● Document section
........
WebKit should support HTML entities that expand to more than one character
authorabarth@webkit.org <abarth@webkit.org@268f45cc-cd09-0410-ab3c-d52691b4dbfc>
Mon, 19 Dec 2011 18:30:20 +0000 (18:30 +0000)
committerabarth@webkit.org <abarth@webkit.org@268f45cc-cd09-0410-ab3c-d52691b4dbfc>
Mon, 19 Dec 2011 18:30:20 +0000 (18:30 +0000)
commit464e9fc86381805845c29748dea3bcb471e23939
tree73f0433ec07962bb001fdf137bcd73cc6ed6e55c
parentfa7bb1e828aa45175a72ed5bf3c168f4706d6396
WebKit should support HTML entities that expand to more than one character
https://bugs.webkit.org/show_bug.cgi?id=74826

Reviewed by Darin Adler.

Source/WebCore:

Tests: html5lib/runner.html

* html/parser/HTMLEntityNames.in:
    - Add missing HTML entities from HTML5 spec.  I'll sort this file
      in a followup patch.  (It's not quite sorted perfectly and
      sorting in this patch would introduce noise into the patch.)
* html/parser/HTMLEntityParser.cpp:
(WebCore::decodeNamedEntity):
    - convertToUTF16 always returns true, so make it return void instead.
    - Teach the entity parse that some entities expand to two characters.
* html/parser/HTMLEntityParser.h:
    - Add a warning that decodeNamedEntity is really a broken API.
    - This patch doesn't actually change any behavior of this API, but
      it does illustrate that the two callers of this API (the two XML
      parsers) really need to move a more sensible API.
* html/parser/HTMLEntitySearch.cpp:
(WebCore::HTMLEntitySearch::HTMLEntitySearch):
(WebCore::HTMLEntitySearch::advance):
* html/parser/HTMLEntitySearch.h:
(WebCore::HTMLEntitySearch::fail):
    - Remove the concept of currentValue.  This isn't really used for
      anything and conflicts with the idea that entities can expand
      to more than one character.
........
● To do
**a.** Decide whether each statement below agrees with the WebKit commit message, answering yes or no and quoting the deciding words: (i) the patch sorts the file HTMLEntityNames.in; (ii) convertToUTF16 is changed to return void; (iii) the patch changes how decodeNamedEntity behaves.
**b.** Extend the WebKit commit message on HTML entities with the next part, beginning right after its final line.

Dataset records
........
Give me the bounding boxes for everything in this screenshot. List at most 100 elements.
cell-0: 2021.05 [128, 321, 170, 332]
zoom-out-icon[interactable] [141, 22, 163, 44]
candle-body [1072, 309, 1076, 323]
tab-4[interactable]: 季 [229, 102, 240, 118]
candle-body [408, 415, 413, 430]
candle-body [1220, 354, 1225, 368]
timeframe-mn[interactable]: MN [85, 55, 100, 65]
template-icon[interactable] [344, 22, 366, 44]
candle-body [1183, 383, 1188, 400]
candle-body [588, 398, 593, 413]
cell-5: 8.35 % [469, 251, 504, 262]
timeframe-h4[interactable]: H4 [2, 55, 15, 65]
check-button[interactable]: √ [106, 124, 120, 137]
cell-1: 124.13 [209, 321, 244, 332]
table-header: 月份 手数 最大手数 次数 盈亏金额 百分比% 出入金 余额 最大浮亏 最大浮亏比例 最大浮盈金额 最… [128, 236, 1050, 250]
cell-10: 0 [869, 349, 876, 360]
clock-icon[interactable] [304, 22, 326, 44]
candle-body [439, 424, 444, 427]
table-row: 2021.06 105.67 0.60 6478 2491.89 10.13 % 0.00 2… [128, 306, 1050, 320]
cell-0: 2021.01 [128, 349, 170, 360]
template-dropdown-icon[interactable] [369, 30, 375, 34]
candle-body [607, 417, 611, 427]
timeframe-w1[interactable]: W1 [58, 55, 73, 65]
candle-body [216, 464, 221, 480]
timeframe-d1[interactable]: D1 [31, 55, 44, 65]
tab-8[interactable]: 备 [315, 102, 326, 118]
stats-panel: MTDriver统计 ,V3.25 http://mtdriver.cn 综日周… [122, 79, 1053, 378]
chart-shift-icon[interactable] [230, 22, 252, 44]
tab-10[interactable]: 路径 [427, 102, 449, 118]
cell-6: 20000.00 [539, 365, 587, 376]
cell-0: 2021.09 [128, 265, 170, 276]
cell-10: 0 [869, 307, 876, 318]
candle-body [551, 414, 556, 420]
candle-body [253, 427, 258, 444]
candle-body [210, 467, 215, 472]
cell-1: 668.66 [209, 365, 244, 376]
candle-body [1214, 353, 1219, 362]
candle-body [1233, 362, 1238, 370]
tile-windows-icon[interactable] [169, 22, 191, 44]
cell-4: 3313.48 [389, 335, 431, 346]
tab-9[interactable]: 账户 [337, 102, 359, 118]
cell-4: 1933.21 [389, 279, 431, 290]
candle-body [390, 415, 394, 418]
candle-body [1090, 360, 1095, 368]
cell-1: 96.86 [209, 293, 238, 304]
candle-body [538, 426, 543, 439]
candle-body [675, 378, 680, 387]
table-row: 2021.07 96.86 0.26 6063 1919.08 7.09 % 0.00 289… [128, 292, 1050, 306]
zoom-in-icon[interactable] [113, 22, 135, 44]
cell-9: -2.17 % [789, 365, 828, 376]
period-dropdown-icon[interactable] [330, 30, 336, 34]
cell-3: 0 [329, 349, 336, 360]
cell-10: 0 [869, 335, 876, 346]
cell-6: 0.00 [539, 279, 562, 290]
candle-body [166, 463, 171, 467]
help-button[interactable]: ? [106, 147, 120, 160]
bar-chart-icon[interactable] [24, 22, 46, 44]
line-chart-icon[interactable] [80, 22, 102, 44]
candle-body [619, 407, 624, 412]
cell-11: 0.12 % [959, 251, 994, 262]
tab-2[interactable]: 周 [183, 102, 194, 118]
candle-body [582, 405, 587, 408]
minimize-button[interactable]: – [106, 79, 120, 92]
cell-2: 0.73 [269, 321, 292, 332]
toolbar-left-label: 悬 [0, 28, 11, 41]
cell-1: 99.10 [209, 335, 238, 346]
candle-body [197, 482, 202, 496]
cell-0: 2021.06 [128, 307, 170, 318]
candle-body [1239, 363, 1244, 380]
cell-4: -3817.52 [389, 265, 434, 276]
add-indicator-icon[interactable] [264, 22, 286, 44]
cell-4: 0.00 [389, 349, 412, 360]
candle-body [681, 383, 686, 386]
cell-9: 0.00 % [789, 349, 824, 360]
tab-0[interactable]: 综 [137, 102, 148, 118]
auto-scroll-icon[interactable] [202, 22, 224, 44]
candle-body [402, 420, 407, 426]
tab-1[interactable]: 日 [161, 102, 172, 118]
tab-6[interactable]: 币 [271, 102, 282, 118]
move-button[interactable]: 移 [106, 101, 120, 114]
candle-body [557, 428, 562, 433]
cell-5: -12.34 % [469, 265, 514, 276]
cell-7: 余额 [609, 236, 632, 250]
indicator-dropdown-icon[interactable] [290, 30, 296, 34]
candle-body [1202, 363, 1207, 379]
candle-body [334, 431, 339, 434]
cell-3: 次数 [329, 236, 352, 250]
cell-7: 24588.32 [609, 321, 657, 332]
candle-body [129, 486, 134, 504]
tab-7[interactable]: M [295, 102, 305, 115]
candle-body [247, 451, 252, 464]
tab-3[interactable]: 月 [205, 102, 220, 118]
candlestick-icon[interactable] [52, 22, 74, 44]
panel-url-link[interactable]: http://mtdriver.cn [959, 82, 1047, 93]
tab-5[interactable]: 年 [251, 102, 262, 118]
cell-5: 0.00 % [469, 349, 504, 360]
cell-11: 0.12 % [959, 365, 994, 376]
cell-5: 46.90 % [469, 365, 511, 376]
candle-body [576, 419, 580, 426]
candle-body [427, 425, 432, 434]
........
● Answers given
**a.**
(i) No: "I'll sort this file in a followup patch."
(ii) Yes: "convertToUTF16 always returns true, so make it return void instead."
(iii) No: "This patch doesn't actually change any behavior of this API"

**b.**
* html/parser/HTMLEntityTable.h:
    - Add storage for two UChar32 values per entity.
* html/parser/create-html-entity-table:
(convert_value_to_int):
    - Teach this script to handle entities that expand to multiple
      Unicode characters.
* xml/parser/CharacterReferenceParserInlineMethods.h:
(WebCore::consumeCharacterReference):
    - Update this function now that convertToUTF16 returns void.
* xml/parser/XMLCharacterReferenceParser.cpp:
    - The XML version of convertToUTF16 also needs to return void to
      match the HTML signature.  (It used to return true all the time
      as well.)
* xml/parser/XMLTreeBuilder.cpp:
(WebCore::XMLTreeBuilder::processHTMLEntity):
    - Update this caller use leftValue instead of value.  My sense is
      that this code is moderately broken today because it's using HTML
      entities in parsing XML.  I've added a FIXME.  This code is
      disabled in all builds, so I don't feel a big need to fix this
      issue in this patch.  We should either finish this project or
      delete this complexity from the project.

LayoutTests:

Show test progression.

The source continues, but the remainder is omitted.